#### WORKING DATA ####

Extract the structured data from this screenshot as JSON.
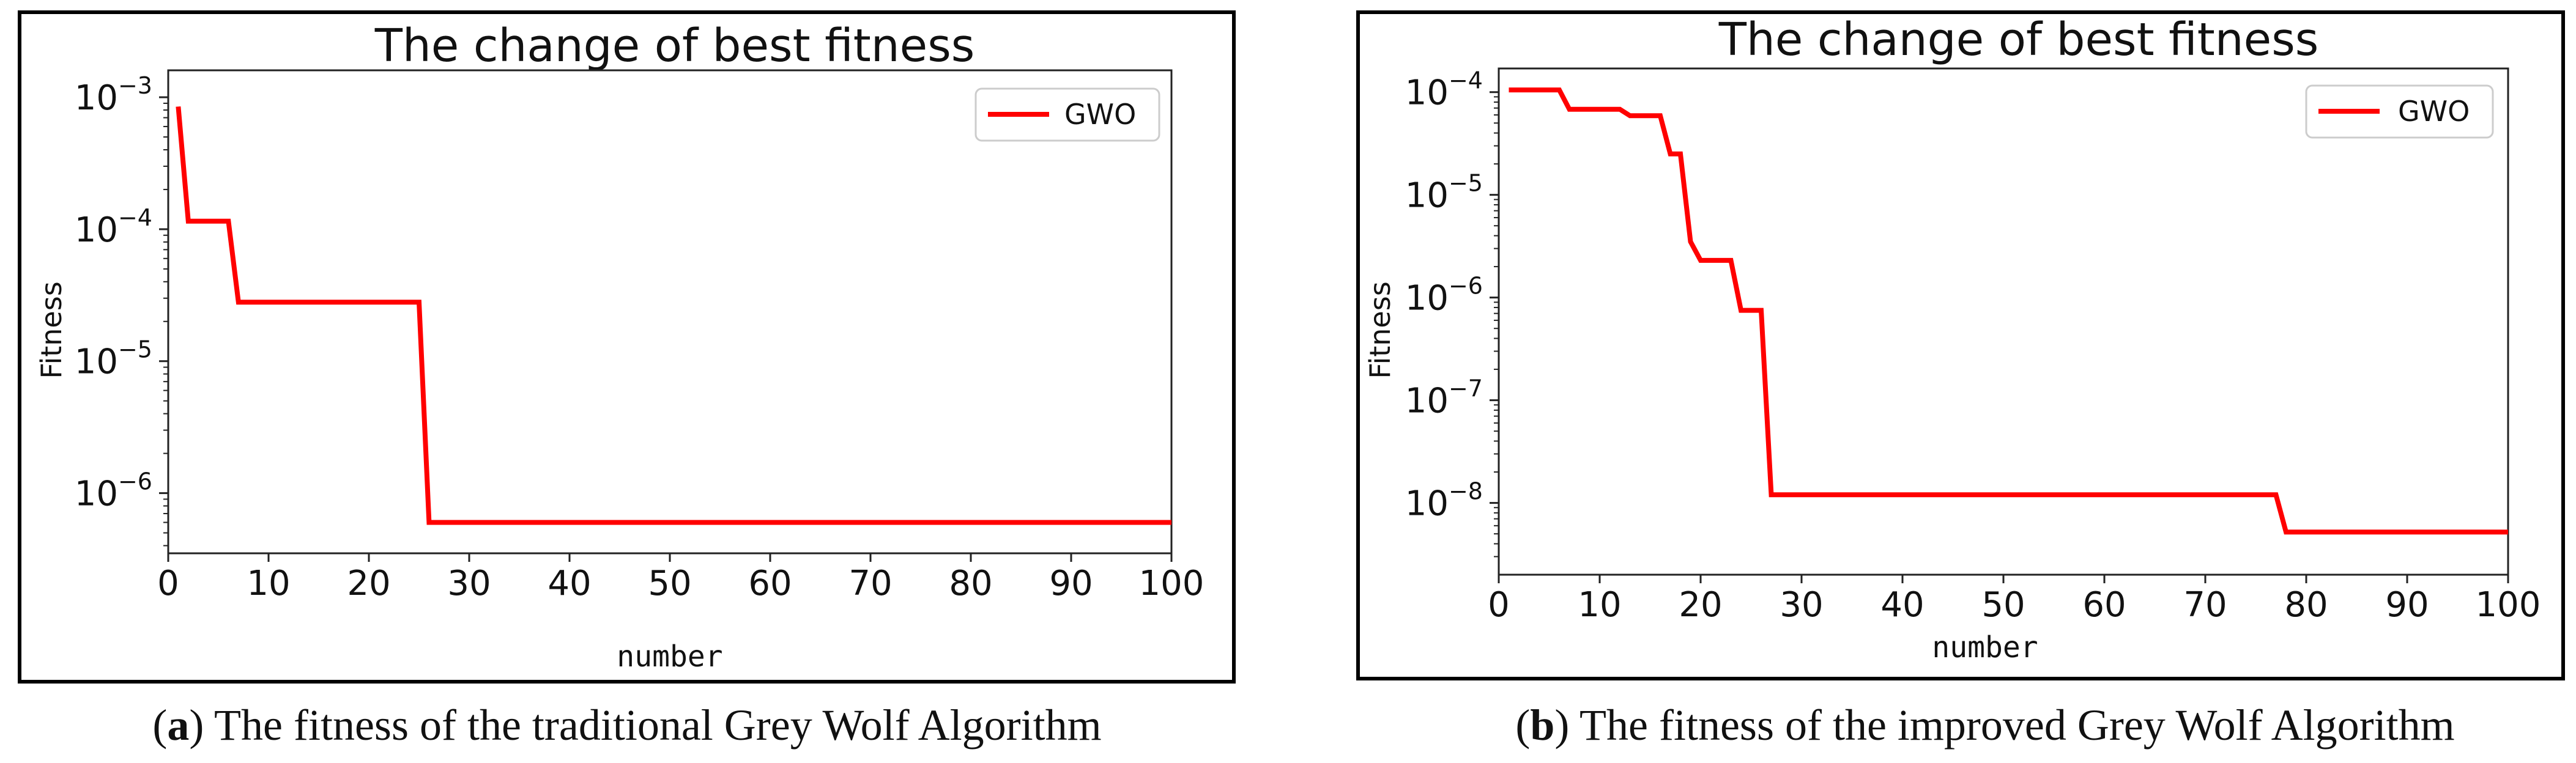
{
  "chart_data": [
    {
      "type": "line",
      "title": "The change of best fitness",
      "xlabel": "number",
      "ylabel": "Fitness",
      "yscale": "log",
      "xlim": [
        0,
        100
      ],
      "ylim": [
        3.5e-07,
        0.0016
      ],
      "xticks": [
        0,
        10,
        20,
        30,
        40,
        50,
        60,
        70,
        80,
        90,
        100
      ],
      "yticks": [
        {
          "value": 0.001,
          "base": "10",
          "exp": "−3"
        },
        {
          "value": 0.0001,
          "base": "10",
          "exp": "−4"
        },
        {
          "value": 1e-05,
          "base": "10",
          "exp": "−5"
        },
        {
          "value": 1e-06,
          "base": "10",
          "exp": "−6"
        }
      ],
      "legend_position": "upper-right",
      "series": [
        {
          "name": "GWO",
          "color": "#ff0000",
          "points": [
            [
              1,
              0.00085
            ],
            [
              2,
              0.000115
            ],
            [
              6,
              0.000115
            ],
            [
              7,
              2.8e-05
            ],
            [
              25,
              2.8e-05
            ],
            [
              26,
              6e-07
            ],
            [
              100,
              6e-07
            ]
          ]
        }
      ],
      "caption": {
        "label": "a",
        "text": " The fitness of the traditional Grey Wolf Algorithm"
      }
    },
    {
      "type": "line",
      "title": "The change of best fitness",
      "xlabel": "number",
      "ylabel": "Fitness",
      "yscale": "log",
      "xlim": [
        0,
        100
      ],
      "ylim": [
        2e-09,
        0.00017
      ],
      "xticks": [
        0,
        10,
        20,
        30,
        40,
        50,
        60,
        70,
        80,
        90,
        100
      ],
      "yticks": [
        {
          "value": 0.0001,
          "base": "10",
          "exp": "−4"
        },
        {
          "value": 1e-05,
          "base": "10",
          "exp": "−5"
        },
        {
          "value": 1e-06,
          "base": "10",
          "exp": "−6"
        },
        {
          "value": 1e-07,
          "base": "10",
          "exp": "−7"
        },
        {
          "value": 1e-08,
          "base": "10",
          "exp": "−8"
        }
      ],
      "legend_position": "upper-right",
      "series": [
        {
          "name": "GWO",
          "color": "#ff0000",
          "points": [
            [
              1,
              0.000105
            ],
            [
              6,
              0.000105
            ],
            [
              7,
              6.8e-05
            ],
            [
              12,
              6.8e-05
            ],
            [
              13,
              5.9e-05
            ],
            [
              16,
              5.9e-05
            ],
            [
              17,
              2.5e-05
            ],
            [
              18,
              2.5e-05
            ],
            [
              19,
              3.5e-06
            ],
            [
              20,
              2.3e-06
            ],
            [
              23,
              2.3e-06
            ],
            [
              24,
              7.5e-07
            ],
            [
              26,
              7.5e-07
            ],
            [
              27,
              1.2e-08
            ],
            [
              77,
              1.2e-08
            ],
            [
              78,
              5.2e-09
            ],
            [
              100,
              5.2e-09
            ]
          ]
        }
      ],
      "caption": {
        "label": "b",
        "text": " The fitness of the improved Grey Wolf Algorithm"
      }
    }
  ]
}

####
#### WORKING DATA ####

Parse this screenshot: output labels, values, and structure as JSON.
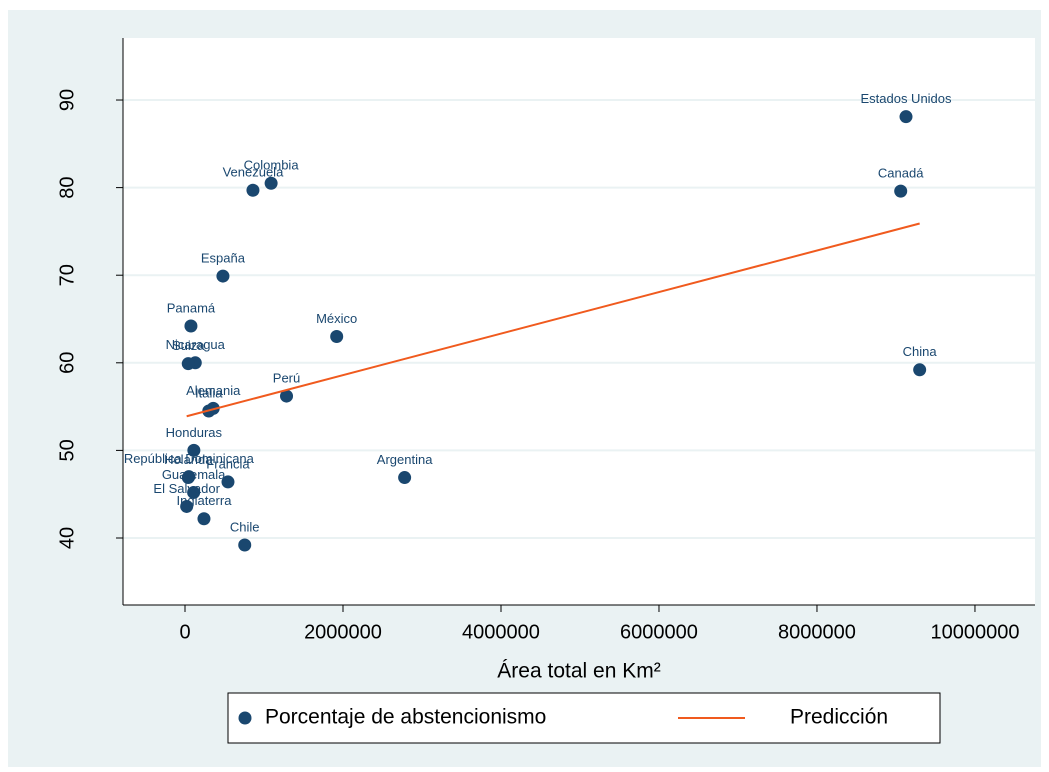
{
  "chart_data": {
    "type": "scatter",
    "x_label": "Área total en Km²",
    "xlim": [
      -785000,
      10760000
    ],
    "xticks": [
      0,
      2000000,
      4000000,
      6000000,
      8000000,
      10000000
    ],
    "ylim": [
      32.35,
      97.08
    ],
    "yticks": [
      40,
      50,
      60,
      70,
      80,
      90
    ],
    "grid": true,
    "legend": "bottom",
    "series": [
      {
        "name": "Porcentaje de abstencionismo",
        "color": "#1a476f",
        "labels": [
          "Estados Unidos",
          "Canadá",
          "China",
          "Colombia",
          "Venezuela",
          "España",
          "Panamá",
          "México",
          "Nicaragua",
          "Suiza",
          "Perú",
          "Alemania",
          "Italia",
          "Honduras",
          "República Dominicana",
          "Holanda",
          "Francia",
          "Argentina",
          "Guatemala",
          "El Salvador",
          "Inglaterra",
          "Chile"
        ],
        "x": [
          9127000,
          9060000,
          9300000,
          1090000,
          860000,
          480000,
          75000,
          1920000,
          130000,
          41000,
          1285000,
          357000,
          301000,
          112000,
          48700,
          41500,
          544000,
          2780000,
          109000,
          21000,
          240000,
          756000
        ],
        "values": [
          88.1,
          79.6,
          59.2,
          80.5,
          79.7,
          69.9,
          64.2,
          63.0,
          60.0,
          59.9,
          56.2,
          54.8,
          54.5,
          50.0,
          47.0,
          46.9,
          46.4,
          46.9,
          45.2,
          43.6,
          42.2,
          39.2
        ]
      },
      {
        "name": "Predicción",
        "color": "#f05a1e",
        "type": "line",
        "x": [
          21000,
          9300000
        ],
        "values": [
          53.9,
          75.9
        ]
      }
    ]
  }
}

####
#### WORKING DATA ####

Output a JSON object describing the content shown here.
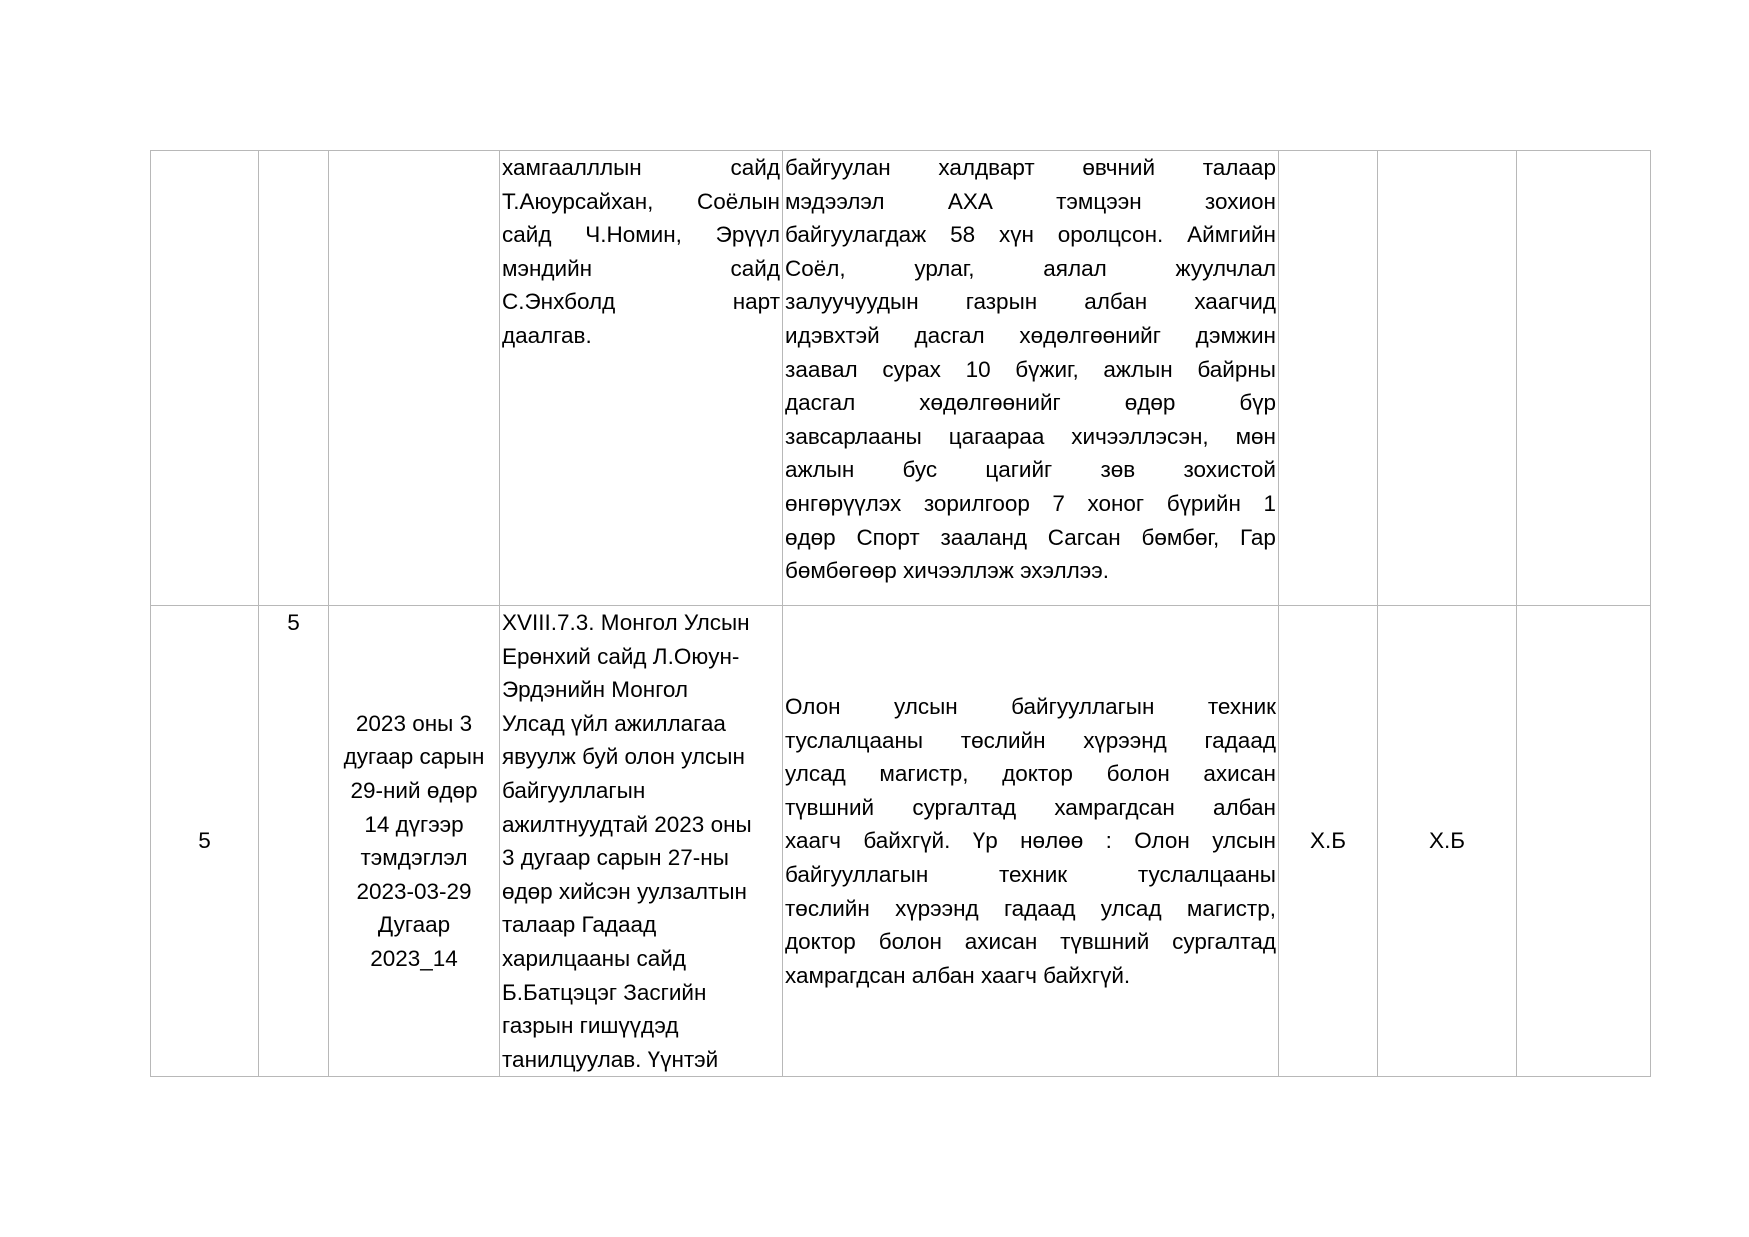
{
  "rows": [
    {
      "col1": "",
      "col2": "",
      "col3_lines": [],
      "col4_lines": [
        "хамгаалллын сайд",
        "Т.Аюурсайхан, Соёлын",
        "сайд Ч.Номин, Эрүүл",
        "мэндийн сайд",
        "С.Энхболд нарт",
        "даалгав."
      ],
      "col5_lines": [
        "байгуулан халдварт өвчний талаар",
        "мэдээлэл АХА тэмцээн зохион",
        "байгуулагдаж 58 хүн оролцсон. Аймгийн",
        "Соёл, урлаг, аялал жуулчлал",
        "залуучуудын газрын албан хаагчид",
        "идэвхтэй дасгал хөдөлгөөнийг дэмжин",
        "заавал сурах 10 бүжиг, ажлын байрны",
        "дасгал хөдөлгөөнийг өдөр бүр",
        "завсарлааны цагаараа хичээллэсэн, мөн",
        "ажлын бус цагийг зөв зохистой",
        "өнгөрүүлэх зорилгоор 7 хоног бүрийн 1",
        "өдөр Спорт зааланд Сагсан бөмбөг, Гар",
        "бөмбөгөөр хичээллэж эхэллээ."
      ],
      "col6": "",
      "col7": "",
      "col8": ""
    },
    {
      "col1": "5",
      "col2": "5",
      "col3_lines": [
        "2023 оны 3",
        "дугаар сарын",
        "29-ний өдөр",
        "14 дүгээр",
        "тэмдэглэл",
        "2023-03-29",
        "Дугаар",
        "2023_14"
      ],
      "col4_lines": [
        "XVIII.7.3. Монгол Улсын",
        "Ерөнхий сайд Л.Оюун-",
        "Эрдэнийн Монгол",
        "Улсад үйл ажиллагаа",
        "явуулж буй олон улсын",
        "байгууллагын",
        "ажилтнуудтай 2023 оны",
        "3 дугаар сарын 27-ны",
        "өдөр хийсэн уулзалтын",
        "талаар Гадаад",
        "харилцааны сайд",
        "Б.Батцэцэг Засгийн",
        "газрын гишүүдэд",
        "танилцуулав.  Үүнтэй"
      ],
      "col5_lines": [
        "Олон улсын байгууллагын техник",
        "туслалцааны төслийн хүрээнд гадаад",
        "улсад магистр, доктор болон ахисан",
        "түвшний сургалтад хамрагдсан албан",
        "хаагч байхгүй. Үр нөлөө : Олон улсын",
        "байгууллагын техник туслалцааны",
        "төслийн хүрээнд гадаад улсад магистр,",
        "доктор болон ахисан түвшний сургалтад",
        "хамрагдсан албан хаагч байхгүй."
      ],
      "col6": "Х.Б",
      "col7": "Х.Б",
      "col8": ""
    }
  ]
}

####

EXERCISE REQUIREMENTS — Respond with nothing but the number of lines in the entries that contain the string "name".

RESPONSE FOR THIS EXERCISE — 4